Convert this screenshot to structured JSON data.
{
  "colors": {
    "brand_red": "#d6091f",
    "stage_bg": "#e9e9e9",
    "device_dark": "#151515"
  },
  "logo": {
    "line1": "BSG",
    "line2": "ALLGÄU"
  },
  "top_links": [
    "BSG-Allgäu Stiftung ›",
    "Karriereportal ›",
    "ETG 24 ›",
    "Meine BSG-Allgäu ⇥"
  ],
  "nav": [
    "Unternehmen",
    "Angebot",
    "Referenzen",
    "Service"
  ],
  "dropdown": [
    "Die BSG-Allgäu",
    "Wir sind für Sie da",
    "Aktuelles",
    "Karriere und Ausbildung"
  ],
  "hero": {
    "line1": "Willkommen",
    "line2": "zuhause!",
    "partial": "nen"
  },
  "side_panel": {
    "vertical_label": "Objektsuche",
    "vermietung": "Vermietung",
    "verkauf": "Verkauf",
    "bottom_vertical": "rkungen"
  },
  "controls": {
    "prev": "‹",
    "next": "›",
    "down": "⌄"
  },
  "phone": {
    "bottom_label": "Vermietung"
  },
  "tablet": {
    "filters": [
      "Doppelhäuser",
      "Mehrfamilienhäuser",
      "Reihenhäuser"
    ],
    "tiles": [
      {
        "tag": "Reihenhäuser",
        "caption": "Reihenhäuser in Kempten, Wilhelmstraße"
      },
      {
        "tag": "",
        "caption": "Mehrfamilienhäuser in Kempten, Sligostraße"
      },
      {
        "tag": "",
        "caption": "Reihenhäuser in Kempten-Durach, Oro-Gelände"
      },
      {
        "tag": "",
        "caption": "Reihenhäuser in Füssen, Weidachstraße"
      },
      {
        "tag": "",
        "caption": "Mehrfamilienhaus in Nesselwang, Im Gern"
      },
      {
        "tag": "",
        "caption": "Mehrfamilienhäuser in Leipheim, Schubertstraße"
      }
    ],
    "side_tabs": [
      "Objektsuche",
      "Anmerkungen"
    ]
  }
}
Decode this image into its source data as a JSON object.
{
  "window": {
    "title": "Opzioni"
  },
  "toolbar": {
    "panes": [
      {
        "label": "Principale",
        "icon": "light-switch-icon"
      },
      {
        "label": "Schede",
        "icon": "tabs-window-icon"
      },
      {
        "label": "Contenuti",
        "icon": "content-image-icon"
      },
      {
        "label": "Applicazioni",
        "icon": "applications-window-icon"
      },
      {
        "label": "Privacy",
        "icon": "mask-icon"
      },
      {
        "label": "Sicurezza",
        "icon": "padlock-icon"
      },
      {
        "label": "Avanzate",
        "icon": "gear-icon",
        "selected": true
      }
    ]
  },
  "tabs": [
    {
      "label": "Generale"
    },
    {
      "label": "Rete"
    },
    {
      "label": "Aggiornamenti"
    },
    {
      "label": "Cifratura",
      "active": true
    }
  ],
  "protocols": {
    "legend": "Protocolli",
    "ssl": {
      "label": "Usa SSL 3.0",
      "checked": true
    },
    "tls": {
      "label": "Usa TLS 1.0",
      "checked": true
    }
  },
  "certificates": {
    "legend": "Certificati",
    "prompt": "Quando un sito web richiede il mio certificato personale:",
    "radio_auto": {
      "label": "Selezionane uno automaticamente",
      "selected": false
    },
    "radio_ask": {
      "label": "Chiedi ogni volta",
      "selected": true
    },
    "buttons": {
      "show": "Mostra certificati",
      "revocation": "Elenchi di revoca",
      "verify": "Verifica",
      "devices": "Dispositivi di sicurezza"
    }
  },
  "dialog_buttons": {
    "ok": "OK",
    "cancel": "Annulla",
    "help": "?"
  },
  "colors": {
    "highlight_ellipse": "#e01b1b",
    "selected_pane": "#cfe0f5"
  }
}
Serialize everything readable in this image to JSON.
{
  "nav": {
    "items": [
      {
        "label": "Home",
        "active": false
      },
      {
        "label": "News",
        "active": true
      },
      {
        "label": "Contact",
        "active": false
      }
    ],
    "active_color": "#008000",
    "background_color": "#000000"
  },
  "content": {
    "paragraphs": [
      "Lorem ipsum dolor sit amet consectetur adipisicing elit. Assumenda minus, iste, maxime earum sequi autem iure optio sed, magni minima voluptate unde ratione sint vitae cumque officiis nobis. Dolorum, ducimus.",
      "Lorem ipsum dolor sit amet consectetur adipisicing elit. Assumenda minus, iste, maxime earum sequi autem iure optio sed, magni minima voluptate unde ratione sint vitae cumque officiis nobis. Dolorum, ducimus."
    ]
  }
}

━━━━━━━━━━

**What you should do:** Check all the records above and select each line where the string "magni" is found.

**Complete output:**
      "Lorem ipsum dolor sit amet consectetur adipisicing elit. Assumenda minus, iste, maxime earum sequi autem iure optio sed, magni minima voluptate unde ratione sint vitae cumque officiis nobis. Dolorum, ducimus.",
      "Lorem ipsum dolor sit amet consectetur adipisicing elit. Assumenda minus, iste, maxime earum sequi autem iure optio sed, magni minima voluptate unde ratione sint vitae cumque officiis nobis. Dolorum, ducimus."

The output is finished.